** What the task asks **
What lines of the data include the string "into"? Copy them all.

** Provided records **
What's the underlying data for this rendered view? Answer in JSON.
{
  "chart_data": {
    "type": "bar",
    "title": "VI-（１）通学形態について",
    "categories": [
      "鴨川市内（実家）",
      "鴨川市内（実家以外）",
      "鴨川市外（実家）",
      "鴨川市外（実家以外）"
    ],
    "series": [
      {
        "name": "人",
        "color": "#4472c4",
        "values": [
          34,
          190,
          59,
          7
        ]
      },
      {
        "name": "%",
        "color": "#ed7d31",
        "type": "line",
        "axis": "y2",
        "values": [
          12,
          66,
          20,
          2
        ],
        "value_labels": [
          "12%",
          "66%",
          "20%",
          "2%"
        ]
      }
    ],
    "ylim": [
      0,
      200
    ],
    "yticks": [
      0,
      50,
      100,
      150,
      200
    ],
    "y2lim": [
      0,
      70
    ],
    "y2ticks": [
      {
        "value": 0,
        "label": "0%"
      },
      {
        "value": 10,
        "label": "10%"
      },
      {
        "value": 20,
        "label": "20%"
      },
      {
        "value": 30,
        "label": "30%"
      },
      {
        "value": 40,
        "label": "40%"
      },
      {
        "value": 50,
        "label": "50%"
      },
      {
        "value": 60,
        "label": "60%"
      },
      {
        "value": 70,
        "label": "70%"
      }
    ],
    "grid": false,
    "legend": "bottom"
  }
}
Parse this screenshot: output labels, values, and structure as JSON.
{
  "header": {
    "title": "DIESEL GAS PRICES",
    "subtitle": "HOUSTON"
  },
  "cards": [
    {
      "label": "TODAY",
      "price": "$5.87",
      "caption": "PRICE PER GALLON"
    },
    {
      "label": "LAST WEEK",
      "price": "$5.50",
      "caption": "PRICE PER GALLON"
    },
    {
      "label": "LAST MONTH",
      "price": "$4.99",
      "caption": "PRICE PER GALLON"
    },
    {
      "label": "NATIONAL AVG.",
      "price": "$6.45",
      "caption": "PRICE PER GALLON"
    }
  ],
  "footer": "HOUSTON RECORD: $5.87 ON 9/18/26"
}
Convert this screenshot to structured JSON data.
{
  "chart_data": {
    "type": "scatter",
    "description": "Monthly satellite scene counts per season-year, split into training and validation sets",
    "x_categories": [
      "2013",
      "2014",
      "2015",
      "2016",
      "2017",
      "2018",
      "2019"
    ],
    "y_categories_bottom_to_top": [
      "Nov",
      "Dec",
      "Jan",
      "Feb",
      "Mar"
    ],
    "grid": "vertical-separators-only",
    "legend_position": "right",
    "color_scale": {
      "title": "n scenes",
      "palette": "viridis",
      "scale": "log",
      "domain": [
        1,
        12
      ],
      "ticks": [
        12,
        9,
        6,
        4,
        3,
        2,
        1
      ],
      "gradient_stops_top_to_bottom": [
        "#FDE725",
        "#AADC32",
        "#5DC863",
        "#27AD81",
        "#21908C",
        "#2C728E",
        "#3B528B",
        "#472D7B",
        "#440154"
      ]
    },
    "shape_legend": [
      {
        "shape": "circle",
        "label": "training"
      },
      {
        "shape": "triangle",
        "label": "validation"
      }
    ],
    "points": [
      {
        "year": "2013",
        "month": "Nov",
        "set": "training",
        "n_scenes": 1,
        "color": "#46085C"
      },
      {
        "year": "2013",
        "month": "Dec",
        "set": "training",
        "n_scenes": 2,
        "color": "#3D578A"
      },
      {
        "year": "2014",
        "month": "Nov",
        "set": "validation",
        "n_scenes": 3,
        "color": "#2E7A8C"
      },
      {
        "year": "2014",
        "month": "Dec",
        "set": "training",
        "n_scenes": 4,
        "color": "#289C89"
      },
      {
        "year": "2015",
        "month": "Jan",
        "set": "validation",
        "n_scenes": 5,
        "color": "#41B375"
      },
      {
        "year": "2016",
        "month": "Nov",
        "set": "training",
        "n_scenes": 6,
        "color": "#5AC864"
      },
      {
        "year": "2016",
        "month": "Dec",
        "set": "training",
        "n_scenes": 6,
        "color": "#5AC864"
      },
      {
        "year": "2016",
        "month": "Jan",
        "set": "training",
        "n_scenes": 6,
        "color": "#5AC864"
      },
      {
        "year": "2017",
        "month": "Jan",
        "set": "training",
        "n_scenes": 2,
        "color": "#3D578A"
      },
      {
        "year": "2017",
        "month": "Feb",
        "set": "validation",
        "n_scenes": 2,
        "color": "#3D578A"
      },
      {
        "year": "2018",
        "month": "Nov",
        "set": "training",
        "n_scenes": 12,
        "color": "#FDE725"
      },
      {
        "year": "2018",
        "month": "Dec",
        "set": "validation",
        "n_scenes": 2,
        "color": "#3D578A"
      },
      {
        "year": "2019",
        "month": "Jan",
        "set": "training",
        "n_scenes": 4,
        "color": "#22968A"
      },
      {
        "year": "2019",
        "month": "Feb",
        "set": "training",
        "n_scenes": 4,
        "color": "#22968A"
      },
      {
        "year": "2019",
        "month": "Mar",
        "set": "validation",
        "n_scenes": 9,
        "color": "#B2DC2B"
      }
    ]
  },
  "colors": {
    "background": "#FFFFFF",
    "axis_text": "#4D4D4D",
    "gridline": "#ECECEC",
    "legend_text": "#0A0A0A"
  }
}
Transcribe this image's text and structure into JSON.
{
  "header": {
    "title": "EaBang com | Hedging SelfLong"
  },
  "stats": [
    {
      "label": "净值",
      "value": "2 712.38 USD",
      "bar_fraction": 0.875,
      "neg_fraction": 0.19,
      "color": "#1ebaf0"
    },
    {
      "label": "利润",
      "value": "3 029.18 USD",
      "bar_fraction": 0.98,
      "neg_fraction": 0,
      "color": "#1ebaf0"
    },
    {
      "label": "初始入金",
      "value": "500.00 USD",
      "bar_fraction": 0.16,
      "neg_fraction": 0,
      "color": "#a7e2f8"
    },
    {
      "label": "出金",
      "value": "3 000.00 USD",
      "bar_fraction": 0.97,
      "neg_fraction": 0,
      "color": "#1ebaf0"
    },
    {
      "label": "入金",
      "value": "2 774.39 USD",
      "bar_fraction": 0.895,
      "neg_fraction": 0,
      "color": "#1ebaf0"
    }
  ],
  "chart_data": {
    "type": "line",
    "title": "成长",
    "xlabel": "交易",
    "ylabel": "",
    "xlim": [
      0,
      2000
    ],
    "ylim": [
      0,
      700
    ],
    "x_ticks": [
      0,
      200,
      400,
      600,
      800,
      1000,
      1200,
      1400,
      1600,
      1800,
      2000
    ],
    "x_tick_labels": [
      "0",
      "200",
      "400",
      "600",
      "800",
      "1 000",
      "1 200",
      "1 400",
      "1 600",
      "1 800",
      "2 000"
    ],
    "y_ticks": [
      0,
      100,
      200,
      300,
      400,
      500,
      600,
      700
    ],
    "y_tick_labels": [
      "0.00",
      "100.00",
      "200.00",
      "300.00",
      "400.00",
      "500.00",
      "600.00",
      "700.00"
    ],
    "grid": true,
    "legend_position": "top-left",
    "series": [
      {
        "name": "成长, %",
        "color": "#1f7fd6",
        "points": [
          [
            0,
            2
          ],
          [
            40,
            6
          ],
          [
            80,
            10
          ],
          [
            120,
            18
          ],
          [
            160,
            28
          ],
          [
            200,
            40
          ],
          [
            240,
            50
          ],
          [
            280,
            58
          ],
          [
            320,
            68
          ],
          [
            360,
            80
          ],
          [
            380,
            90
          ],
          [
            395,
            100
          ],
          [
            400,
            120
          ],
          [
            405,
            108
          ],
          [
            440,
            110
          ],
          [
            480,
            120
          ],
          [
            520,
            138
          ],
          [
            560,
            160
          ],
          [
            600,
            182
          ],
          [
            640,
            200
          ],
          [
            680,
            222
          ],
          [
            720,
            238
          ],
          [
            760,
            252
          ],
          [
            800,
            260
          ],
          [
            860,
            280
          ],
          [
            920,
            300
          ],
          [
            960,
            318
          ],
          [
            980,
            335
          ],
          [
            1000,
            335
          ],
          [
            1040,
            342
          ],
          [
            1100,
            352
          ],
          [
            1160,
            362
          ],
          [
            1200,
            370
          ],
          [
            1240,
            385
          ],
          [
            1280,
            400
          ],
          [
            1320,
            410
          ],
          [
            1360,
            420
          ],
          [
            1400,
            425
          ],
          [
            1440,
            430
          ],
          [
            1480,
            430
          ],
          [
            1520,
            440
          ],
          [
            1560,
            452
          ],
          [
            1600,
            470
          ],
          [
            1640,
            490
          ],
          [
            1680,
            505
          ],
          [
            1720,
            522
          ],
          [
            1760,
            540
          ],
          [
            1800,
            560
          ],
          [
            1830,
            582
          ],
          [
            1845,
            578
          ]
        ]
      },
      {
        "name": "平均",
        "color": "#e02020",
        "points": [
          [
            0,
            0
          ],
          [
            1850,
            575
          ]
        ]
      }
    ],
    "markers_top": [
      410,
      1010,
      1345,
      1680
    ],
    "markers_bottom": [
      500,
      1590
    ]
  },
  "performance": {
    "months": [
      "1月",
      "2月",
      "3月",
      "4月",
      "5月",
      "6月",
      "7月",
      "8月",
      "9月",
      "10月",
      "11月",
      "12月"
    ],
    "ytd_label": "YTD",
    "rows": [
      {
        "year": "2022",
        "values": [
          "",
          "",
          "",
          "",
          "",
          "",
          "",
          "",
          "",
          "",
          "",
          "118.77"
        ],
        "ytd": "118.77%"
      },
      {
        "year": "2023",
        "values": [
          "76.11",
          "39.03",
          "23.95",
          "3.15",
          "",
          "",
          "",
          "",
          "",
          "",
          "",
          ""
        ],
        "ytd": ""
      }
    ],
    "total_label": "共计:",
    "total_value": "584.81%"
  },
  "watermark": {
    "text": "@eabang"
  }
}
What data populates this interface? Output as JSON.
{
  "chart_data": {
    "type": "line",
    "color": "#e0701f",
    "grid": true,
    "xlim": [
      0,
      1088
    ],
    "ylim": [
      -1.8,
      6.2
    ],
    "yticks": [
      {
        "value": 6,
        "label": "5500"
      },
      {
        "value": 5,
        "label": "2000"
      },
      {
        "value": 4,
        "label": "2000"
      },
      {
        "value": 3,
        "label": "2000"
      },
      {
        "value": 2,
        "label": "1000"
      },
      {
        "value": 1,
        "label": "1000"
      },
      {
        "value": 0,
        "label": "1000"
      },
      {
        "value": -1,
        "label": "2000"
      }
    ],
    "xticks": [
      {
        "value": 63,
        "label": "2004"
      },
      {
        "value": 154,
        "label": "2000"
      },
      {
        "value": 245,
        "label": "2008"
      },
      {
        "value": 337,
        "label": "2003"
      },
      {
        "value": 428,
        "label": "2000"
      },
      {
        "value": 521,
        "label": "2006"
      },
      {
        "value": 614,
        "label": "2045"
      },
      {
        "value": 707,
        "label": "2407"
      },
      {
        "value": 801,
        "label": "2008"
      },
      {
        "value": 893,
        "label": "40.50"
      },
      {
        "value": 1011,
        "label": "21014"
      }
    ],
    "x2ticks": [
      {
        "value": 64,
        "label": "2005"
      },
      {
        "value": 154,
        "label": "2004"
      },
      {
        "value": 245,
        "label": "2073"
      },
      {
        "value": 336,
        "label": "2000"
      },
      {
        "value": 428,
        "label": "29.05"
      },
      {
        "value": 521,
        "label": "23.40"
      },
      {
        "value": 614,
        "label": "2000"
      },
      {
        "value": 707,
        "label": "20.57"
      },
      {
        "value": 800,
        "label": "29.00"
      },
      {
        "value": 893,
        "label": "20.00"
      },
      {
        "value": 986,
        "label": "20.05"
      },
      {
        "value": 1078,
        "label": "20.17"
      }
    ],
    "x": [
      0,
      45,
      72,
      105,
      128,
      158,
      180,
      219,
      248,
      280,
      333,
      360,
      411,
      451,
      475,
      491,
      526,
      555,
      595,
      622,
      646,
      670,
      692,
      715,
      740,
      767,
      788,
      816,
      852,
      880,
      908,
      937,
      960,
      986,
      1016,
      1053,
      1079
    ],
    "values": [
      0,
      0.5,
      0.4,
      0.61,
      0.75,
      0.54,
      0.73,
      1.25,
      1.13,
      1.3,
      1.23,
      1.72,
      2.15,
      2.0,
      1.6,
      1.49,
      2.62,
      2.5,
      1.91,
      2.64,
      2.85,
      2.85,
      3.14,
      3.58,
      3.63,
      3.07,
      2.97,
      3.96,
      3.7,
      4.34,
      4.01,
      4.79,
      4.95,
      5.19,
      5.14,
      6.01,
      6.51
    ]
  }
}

** Response **
    "description": "Monthly satellite scene counts per season-year, split into training and validation sets",
Transcribe this image's text and structure into JSON.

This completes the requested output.